ENTRIES PROVIDED Block Start
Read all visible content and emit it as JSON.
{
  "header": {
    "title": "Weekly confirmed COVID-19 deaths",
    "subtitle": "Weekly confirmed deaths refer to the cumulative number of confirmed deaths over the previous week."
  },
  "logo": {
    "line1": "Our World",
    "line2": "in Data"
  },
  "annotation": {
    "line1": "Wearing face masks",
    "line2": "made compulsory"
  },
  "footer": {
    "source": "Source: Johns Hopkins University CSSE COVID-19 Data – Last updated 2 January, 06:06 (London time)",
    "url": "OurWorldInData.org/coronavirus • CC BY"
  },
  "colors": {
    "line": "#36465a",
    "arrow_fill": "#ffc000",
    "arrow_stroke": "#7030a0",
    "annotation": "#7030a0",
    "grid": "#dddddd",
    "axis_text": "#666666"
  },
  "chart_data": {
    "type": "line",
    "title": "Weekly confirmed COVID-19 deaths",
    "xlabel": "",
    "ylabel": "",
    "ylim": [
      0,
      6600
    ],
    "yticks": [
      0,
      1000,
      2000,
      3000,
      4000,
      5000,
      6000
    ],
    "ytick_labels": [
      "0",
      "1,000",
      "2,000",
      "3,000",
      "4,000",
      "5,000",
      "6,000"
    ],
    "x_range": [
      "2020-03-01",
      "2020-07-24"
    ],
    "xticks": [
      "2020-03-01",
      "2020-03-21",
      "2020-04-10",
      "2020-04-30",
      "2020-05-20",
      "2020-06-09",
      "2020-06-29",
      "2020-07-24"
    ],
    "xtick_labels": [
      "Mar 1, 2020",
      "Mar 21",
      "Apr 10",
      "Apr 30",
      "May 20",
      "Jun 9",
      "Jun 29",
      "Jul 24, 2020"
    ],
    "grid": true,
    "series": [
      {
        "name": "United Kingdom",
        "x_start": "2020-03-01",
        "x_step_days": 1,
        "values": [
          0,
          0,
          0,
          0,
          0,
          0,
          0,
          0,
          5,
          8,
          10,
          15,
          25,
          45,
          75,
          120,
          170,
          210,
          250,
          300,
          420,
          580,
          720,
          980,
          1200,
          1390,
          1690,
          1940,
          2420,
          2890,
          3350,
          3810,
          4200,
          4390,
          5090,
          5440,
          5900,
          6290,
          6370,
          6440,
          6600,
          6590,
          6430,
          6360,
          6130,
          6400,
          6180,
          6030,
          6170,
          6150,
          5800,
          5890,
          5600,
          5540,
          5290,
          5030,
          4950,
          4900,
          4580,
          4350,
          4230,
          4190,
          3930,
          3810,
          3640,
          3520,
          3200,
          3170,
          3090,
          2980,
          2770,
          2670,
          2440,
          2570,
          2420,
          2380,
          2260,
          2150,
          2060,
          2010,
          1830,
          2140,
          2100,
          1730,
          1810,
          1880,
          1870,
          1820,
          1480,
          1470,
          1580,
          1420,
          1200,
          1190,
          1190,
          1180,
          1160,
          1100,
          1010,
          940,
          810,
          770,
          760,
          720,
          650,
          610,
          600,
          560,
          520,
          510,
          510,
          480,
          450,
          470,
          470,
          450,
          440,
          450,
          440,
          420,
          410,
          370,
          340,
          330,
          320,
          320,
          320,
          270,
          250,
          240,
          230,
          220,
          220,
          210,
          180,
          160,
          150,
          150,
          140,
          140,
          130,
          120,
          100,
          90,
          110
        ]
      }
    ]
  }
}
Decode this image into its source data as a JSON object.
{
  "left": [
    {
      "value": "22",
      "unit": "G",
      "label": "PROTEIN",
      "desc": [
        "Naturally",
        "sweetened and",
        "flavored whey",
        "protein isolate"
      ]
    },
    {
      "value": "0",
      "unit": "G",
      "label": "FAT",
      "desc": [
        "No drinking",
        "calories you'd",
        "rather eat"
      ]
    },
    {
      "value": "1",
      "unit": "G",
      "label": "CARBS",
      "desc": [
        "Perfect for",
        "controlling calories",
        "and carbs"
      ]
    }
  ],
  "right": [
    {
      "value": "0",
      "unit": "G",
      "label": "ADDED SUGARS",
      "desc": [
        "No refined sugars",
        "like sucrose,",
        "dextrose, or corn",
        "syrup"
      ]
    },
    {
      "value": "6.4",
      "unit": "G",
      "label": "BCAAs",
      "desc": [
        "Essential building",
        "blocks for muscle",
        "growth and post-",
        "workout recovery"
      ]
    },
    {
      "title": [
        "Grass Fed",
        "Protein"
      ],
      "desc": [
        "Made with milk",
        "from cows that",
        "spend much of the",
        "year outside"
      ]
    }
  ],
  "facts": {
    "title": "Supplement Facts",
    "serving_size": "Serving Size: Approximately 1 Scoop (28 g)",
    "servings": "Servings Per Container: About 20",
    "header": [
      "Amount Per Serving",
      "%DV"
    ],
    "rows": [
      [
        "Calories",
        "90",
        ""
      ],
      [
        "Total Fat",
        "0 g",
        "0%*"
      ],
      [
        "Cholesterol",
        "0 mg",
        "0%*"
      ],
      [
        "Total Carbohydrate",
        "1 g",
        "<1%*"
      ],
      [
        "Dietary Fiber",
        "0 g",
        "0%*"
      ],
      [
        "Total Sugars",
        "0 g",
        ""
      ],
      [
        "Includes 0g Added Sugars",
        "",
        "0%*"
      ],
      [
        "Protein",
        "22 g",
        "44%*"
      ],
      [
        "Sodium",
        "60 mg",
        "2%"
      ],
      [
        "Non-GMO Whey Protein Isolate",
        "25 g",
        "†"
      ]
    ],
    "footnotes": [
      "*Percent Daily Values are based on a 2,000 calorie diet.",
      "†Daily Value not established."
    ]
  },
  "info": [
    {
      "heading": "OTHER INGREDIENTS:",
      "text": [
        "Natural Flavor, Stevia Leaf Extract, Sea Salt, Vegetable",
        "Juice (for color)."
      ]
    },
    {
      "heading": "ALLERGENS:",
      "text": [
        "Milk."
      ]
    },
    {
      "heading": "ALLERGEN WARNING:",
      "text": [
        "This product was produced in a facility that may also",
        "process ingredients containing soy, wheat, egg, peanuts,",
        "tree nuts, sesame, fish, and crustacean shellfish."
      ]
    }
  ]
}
ENTRIES PROVIDED Block End
**TASK DETAILS**: The answer must be every line from the records above that contains the word "source", copied in full.

**ANSWER BOX**:
    "source": "Source: Johns Hopkins University CSSE COVID-19 Data – Last updated 2 January, 06:06 (London time)",
Decode this image into its source data as a JSON object.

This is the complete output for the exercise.